● **SET EXERCISE**: Return the records that follow unaltered. Omit every picture.

--- START OF DATASET CONTENT ---

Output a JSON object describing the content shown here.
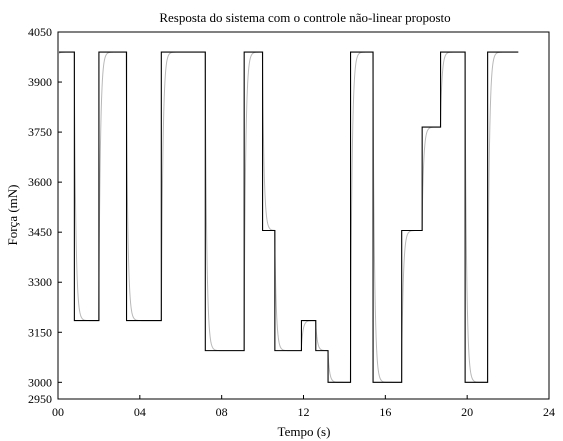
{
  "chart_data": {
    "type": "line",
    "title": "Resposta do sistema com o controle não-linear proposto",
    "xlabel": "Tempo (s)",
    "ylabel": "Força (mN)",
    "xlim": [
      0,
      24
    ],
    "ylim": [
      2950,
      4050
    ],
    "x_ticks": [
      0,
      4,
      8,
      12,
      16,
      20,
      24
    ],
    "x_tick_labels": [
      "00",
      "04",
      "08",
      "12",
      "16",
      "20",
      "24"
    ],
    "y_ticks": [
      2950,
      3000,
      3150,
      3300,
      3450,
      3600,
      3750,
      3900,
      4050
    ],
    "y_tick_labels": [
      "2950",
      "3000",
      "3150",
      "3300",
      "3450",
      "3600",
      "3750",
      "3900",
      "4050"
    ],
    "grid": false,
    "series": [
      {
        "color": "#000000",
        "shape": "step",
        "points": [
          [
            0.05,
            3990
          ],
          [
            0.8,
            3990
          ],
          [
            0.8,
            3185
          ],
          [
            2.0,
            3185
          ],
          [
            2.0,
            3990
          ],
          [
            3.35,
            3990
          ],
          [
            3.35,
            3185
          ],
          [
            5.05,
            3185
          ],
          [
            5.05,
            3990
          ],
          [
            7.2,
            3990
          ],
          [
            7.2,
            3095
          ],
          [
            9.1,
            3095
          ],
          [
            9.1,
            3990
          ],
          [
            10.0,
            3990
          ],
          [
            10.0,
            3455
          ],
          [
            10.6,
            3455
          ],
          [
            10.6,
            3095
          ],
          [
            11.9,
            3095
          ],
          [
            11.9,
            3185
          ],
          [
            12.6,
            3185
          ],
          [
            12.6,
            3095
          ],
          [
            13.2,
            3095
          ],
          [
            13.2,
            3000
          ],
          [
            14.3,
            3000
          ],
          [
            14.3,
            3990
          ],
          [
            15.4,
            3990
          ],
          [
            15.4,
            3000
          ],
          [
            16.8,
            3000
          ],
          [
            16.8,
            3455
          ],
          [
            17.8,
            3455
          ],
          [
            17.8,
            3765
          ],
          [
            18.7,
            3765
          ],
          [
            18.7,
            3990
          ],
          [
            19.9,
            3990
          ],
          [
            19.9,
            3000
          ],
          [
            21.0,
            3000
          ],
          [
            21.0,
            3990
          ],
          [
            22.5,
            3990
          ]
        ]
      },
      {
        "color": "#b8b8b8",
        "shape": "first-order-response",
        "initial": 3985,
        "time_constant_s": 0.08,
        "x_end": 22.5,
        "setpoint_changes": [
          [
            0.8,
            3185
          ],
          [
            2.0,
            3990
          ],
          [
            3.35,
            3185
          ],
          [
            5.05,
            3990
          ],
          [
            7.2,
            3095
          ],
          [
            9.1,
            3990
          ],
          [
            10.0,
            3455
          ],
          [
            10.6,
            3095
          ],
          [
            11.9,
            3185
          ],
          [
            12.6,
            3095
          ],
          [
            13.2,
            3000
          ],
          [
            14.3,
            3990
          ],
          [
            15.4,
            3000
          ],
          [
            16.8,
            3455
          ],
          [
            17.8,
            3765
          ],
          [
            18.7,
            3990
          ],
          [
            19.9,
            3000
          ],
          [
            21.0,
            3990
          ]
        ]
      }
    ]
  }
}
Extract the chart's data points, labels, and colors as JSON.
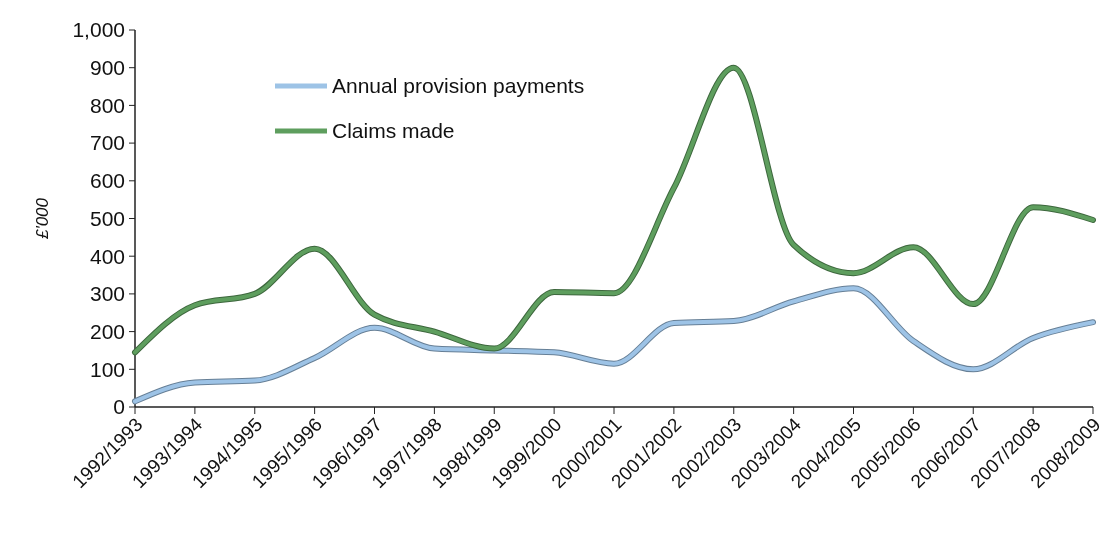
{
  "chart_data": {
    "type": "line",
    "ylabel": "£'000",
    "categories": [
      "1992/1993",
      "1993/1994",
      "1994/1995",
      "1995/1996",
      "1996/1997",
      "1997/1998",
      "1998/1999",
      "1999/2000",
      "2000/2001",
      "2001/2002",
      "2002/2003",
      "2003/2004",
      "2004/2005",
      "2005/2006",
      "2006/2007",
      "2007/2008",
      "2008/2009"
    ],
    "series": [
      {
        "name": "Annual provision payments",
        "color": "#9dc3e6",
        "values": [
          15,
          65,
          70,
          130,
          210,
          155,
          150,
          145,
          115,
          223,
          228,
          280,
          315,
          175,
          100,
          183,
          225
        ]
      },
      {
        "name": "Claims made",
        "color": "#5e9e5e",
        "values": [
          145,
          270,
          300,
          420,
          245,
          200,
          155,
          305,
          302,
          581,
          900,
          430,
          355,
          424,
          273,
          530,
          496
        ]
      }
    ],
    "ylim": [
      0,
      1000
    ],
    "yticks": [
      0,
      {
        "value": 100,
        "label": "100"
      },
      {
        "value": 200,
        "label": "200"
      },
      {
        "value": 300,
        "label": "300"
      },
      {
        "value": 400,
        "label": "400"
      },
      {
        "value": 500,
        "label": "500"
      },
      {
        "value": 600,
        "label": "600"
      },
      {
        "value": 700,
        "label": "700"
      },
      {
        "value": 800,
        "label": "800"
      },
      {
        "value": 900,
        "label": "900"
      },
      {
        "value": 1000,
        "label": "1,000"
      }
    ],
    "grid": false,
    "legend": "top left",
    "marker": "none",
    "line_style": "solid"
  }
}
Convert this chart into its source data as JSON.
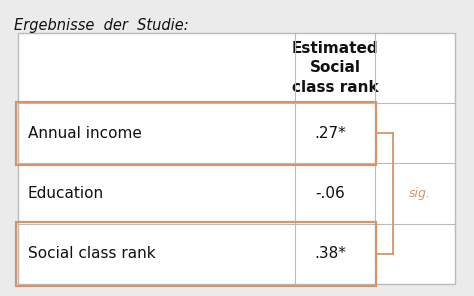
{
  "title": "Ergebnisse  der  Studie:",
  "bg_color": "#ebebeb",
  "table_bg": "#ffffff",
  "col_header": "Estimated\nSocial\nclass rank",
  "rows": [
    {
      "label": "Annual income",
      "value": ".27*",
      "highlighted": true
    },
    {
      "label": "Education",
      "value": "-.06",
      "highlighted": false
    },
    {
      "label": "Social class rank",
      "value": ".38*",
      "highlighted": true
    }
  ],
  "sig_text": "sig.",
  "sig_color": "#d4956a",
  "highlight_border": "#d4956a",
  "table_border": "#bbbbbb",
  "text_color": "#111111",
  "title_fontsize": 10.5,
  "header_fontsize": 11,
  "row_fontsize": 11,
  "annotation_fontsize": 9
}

--- END OF DATASET CONTENT ---

● **WRITTEN RESPONSE**:
Output a JSON object describing the content shown here.
{
  "chart_data": {
    "type": "line",
    "title": "Resposta do sistema com o controle não-linear proposto",
    "xlabel": "Tempo (s)",
    "ylabel": "Força (mN)",
    "xlim": [
      0,
      24
    ],
    "ylim": [
      2950,
      4050
    ],
    "x_ticks": [
      0,
      4,
      8,
      12,
      16,
      20,
      24
    ],
    "x_tick_labels": [
      "00",
      "04",
      "08",
      "12",
      "16",
      "20",
      "24"
    ],
    "y_ticks": [
      2950,
      3000,
      3150,
      3300,
      3450,
      3600,
      3750,
      3900,
      4050
    ],
    "y_tick_labels": [
      "2950",
      "3000",
      "3150",
      "3300",
      "3450",
      "3600",
      "3750",
      "3900",
      "4050"
    ],
    "grid": false,
    "series": [
      {
        "color": "#000000",
        "shape": "step",
        "points": [
          [
            0.05,
            3990
          ],
          [
            0.8,
            3990
          ],
          [
            0.8,
            3185
          ],
          [
            2.0,
            3185
          ],
          [
            2.0,
            3990
          ],
          [
            3.35,
            3990
          ],
          [
            3.35,
            3185
          ],
          [
            5.05,
            3185
          ],
          [
            5.05,
            3990
          ],
          [
            7.2,
            3990
          ],
          [
            7.2,
            3095
          ],
          [
            9.1,
            3095
          ],
          [
            9.1,
            3990
          ],
          [
            10.0,
            3990
          ],
          [
            10.0,
            3455
          ],
          [
            10.6,
            3455
          ],
          [
            10.6,
            3095
          ],
          [
            11.9,
            3095
          ],
          [
            11.9,
            3185
          ],
          [
            12.6,
            3185
          ],
          [
            12.6,
            3095
          ],
          [
            13.2,
            3095
          ],
          [
            13.2,
            3000
          ],
          [
            14.3,
            3000
          ],
          [
            14.3,
            3990
          ],
          [
            15.4,
            3990
          ],
          [
            15.4,
            3000
          ],
          [
            16.8,
            3000
          ],
          [
            16.8,
            3455
          ],
          [
            17.8,
            3455
          ],
          [
            17.8,
            3765
          ],
          [
            18.7,
            3765
          ],
          [
            18.7,
            3990
          ],
          [
            19.9,
            3990
          ],
          [
            19.9,
            3000
          ],
          [
            21.0,
            3000
          ],
          [
            21.0,
            3990
          ],
          [
            22.5,
            3990
          ]
        ]
      },
      {
        "color": "#b8b8b8",
        "shape": "first-order-response",
        "initial": 3985,
        "time_constant_s": 0.08,
        "x_end": 22.5,
        "setpoint_changes": [
          [
            0.8,
            3185
          ],
          [
            2.0,
            3990
          ],
          [
            3.35,
            3185
          ],
          [
            5.05,
            3990
          ],
          [
            7.2,
            3095
          ],
          [
            9.1,
            3990
          ],
          [
            10.0,
            3455
          ],
          [
            10.6,
            3095
          ],
          [
            11.9,
            3185
          ],
          [
            12.6,
            3095
          ],
          [
            13.2,
            3000
          ],
          [
            14.3,
            3990
          ],
          [
            15.4,
            3000
          ],
          [
            16.8,
            3455
          ],
          [
            17.8,
            3765
          ],
          [
            18.7,
            3990
          ],
          [
            19.9,
            3000
          ],
          [
            21.0,
            3990
          ]
        ]
      }
    ]
  }
}
Extract the chart's data points, labels, and colors as JSON.
{
  "chart_data": {
    "type": "line",
    "ylabel": "£'000",
    "categories": [
      "1992/1993",
      "1993/1994",
      "1994/1995",
      "1995/1996",
      "1996/1997",
      "1997/1998",
      "1998/1999",
      "1999/2000",
      "2000/2001",
      "2001/2002",
      "2002/2003",
      "2003/2004",
      "2004/2005",
      "2005/2006",
      "2006/2007",
      "2007/2008",
      "2008/2009"
    ],
    "series": [
      {
        "name": "Annual provision payments",
        "color": "#9dc3e6",
        "values": [
          15,
          65,
          70,
          130,
          210,
          155,
          150,
          145,
          115,
          223,
          228,
          280,
          315,
          175,
          100,
          183,
          225
        ]
      },
      {
        "name": "Claims made",
        "color": "#5e9e5e",
        "values": [
          145,
          270,
          300,
          420,
          245,
          200,
          155,
          305,
          302,
          581,
          900,
          430,
          355,
          424,
          273,
          530,
          496
        ]
      }
    ],
    "ylim": [
      0,
      1000
    ],
    "yticks": [
      0,
      {
        "value": 100,
        "label": "100"
      },
      {
        "value": 200,
        "label": "200"
      },
      {
        "value": 300,
        "label": "300"
      },
      {
        "value": 400,
        "label": "400"
      },
      {
        "value": 500,
        "label": "500"
      },
      {
        "value": 600,
        "label": "600"
      },
      {
        "value": 700,
        "label": "700"
      },
      {
        "value": 800,
        "label": "800"
      },
      {
        "value": 900,
        "label": "900"
      },
      {
        "value": 1000,
        "label": "1,000"
      }
    ],
    "grid": false,
    "legend": "top left",
    "marker": "none",
    "line_style": "solid"
  }
}
Convert this chart into its source data as JSON.
{
  "title": "Ergebnisse  der  Studie:",
  "bg_color": "#ebebeb",
  "table_bg": "#ffffff",
  "col_header": "Estimated\nSocial\nclass rank",
  "rows": [
    {
      "label": "Annual income",
      "value": ".27*",
      "highlighted": true
    },
    {
      "label": "Education",
      "value": "-.06",
      "highlighted": false
    },
    {
      "label": "Social class rank",
      "value": ".38*",
      "highlighted": true
    }
  ],
  "sig_text": "sig.",
  "sig_color": "#d4956a",
  "highlight_border": "#d4956a",
  "table_border": "#bbbbbb",
  "text_color": "#111111",
  "title_fontsize": 10.5,
  "header_fontsize": 11,
  "row_fontsize": 11,
  "annotation_fontsize": 9
}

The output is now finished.